**REQUIRED WORK:** Show all lines from the data that include the word "TECNICO".

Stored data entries
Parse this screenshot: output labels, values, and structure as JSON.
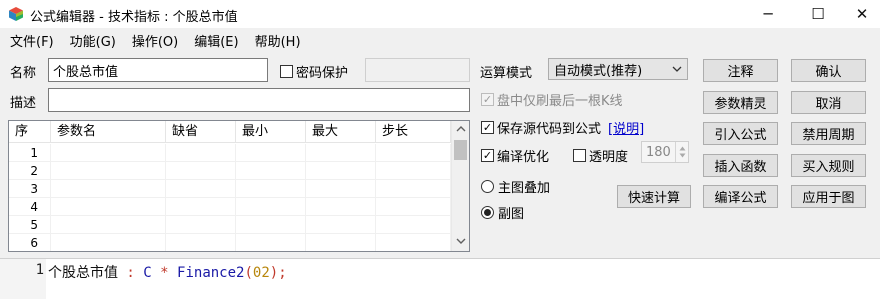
{
  "window": {
    "title": "公式编辑器 - 技术指标 : 个股总市值",
    "minimize_glyph": "─",
    "maximize_glyph": "☐",
    "close_glyph": "✕"
  },
  "menu": [
    "文件(F)",
    "功能(G)",
    "操作(O)",
    "编辑(E)",
    "帮助(H)"
  ],
  "form": {
    "name_label": "名称",
    "name_value": "个股总市值",
    "password_label": "密码保护",
    "password_checked": false,
    "desc_label": "描述",
    "desc_value": ""
  },
  "table": {
    "headers": [
      "序",
      "参数名",
      "缺省",
      "最小",
      "最大",
      "步长"
    ],
    "rows": [
      "1",
      "2",
      "3",
      "4",
      "5",
      "6"
    ]
  },
  "options": {
    "mode_label": "运算模式",
    "mode_value": "自动模式(推荐)",
    "refresh_last_label": "盘中仅刷最后一根K线",
    "refresh_last_checked": true,
    "refresh_last_disabled": true,
    "save_source_label": "保存源代码到公式",
    "explain_link": "[说明]",
    "save_source_checked": true,
    "compile_opt_label": "编译优化",
    "compile_opt_checked": true,
    "transparency_label": "透明度",
    "transparency_checked": false,
    "transparency_value": "180",
    "overlay_main_label": "主图叠加",
    "sub_chart_label": "副图",
    "selected_chart": "副图",
    "quick_calc_label": "快速计算"
  },
  "buttons": {
    "comment": "注释",
    "confirm": "确认",
    "param_wizard": "参数精灵",
    "cancel": "取消",
    "import_formula": "引入公式",
    "disable_period": "禁用周期",
    "insert_function": "插入函数",
    "buy_rule": "买入规则",
    "compile_formula": "编译公式",
    "apply_to_chart": "应用于图"
  },
  "editor": {
    "line_number": "1",
    "tokens": {
      "name": "个股总市值",
      "op1": " : ",
      "var": "C",
      "op2": " * ",
      "fn": "Finance2",
      "paren_open": "(",
      "arg": "02",
      "paren_close": ");"
    }
  },
  "icons": {
    "app": "formula-editor-icon",
    "dropdown": "chevron-down-icon",
    "check": "✓"
  }
}
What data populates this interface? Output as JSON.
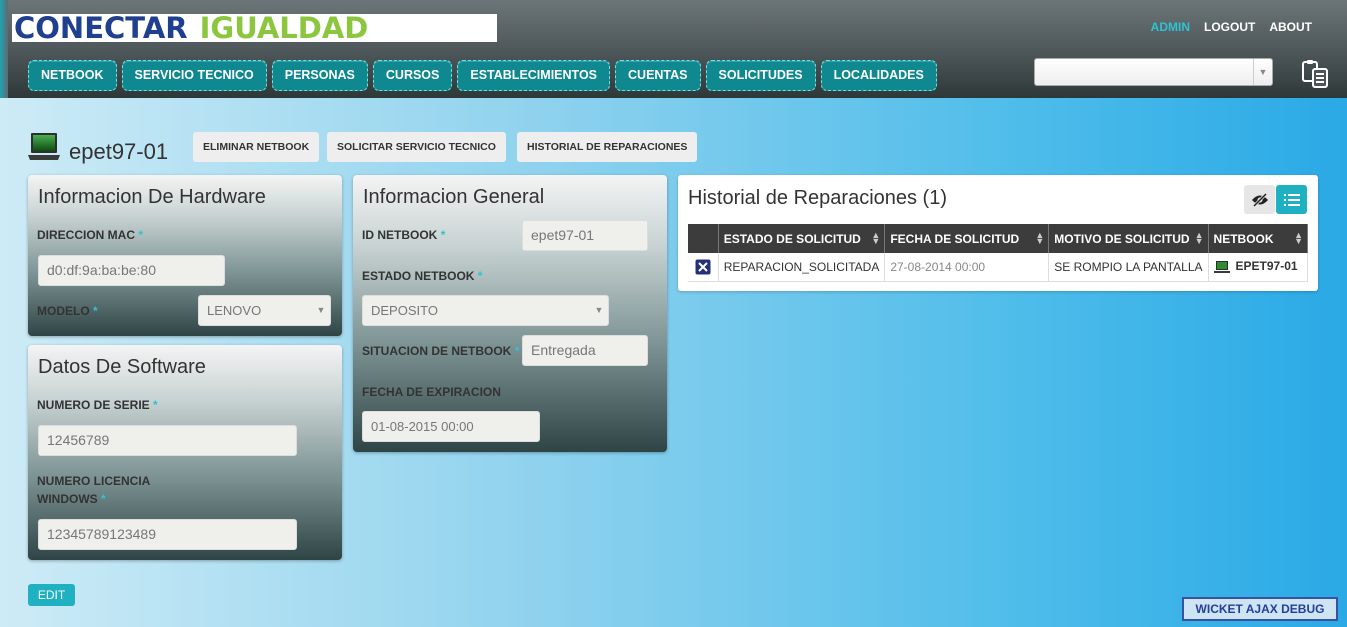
{
  "header": {
    "logo_part1": "CONECTAR",
    "logo_part2": "IGUALDAD",
    "links": [
      "ADMIN",
      "LOGOUT",
      "ABOUT"
    ],
    "nav_items": [
      "NETBOOK",
      "SERVICIO TECNICO",
      "PERSONAS",
      "CURSOS",
      "ESTABLECIMIENTOS",
      "CUENTAS",
      "SOLICITUDES",
      "LOCALIDADES"
    ],
    "select_value": ""
  },
  "page": {
    "title": "epet97-01",
    "actions": [
      "ELIMINAR NETBOOK",
      "SOLICITAR SERVICIO TECNICO",
      "HISTORIAL DE REPARACIONES"
    ],
    "edit_label": "EDIT"
  },
  "hardware": {
    "title": "Informacion De Hardware",
    "mac_label": "DIRECCION MAC",
    "mac_value": "d0:df:9a:ba:be:80",
    "modelo_label": "MODELO",
    "modelo_value": "LENOVO"
  },
  "software": {
    "title": "Datos De Software",
    "serie_label": "NUMERO DE SERIE",
    "serie_value": "12456789",
    "licencia_label_1": "NUMERO LICENCIA",
    "licencia_label_2": "WINDOWS",
    "licencia_value": "12345789123489"
  },
  "general": {
    "title": "Informacion General",
    "id_label": "ID NETBOOK",
    "id_value": "epet97-01",
    "estado_label": "ESTADO NETBOOK",
    "estado_value": "DEPOSITO",
    "situacion_label": "SITUACION DE NETBOOK",
    "situacion_value": "Entregada",
    "fecha_label": "FECHA DE EXPIRACION",
    "fecha_value": "01-08-2015 00:00"
  },
  "historial": {
    "title": "Historial de Reparaciones (1)",
    "columns": [
      "ESTADO DE SOLICITUD",
      "FECHA DE SOLICITUD",
      "MOTIVO DE SOLICITUD",
      "NETBOOK"
    ],
    "rows": [
      {
        "estado": "REPARACION_SOLICITADA",
        "fecha": "27-08-2014 00:00",
        "motivo": "SE ROMPIO LA PANTALLA",
        "netbook": "EPET97-01"
      }
    ]
  },
  "footer": {
    "debug_label": "WICKET AJAX DEBUG"
  },
  "colors": {
    "accent": "#2ec3d4",
    "nav": "#10888f",
    "header": "#4c5557"
  }
}
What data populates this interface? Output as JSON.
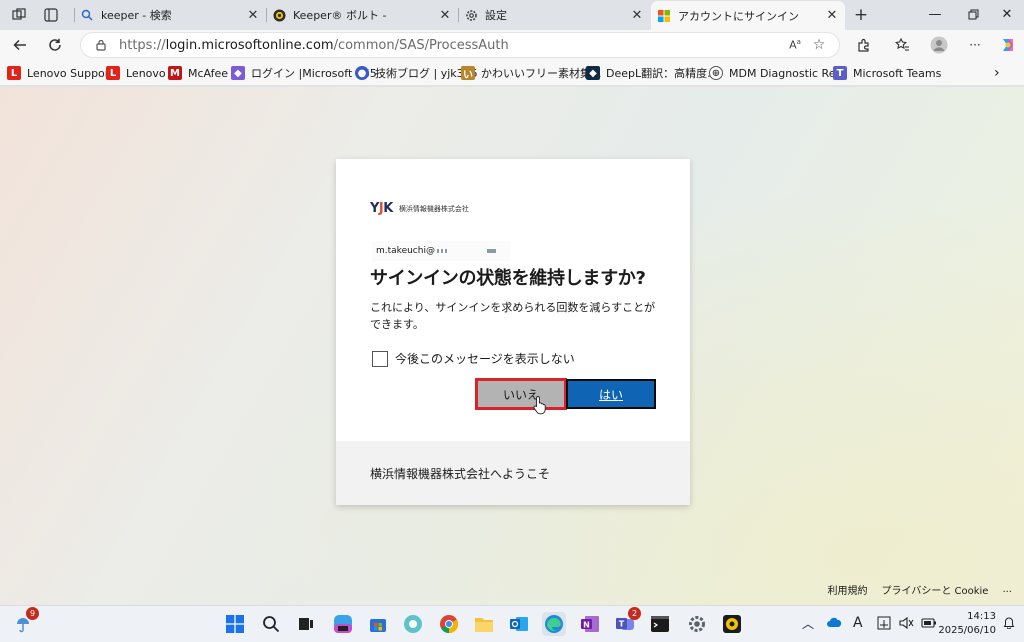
{
  "tabs": [
    {
      "title": "keeper - 検索",
      "icon": "search-icon"
    },
    {
      "title": "Keeper® ボルト -",
      "icon": "keeper-icon"
    },
    {
      "title": "設定",
      "icon": "gear-icon"
    },
    {
      "title": "アカウントにサインイン",
      "icon": "microsoft-icon"
    }
  ],
  "address": {
    "prefix": "https://",
    "host": "login.microsoftonline.com",
    "path": "/common/SAS/ProcessAuth"
  },
  "favorites": [
    {
      "label": "Lenovo Support",
      "color": "#e2231a",
      "glyph": "L"
    },
    {
      "label": "Lenovo",
      "color": "#e2231a",
      "glyph": "L"
    },
    {
      "label": "McAfee",
      "color": "#c01818",
      "glyph": "M"
    },
    {
      "label": "ログイン |Microsoft 365",
      "color": "#7b5cd6",
      "glyph": "◆"
    },
    {
      "label": "技術ブログ | yjk365",
      "color": "#3a5bc7",
      "glyph": "●"
    },
    {
      "label": "かわいいフリー素材集...",
      "color": "#b8862c",
      "glyph": "い"
    },
    {
      "label": "DeepL翻訳：高精度...",
      "color": "#0f2b46",
      "glyph": "◆"
    },
    {
      "label": "MDM Diagnostic Re...",
      "color": "#555555",
      "glyph": "⊕"
    },
    {
      "label": "Microsoft Teams",
      "color": "#5b5fc7",
      "glyph": "T"
    }
  ],
  "card": {
    "company_logo_text": "横浜情報機器株式会社",
    "identity": "m.takeuchi@",
    "title": "サインインの状態を維持しますか?",
    "description": "これにより、サインインを求められる回数を減らすことができます。",
    "checkbox_label": "今後このメッセージを表示しない",
    "no_label": "いいえ",
    "yes_label": "はい",
    "footer": "横浜情報機器株式会社へようこそ"
  },
  "page_footer": {
    "terms": "利用規約",
    "privacy": "プライバシーと Cookie",
    "more": "..."
  },
  "taskbar": {
    "weather_badge": "9",
    "teams_badge": "2",
    "clock_time": "14:13",
    "clock_date": "2025/06/10"
  },
  "colors": {
    "primary_button": "#0f64b4",
    "highlight_border": "#d8232a",
    "secondary_button": "#b3b3b3"
  }
}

**SOLUTION FOR THIS PROBLEM:**
      "SERVICIO TECNICO",
      "SOLICITAR SERVICIO TECNICO",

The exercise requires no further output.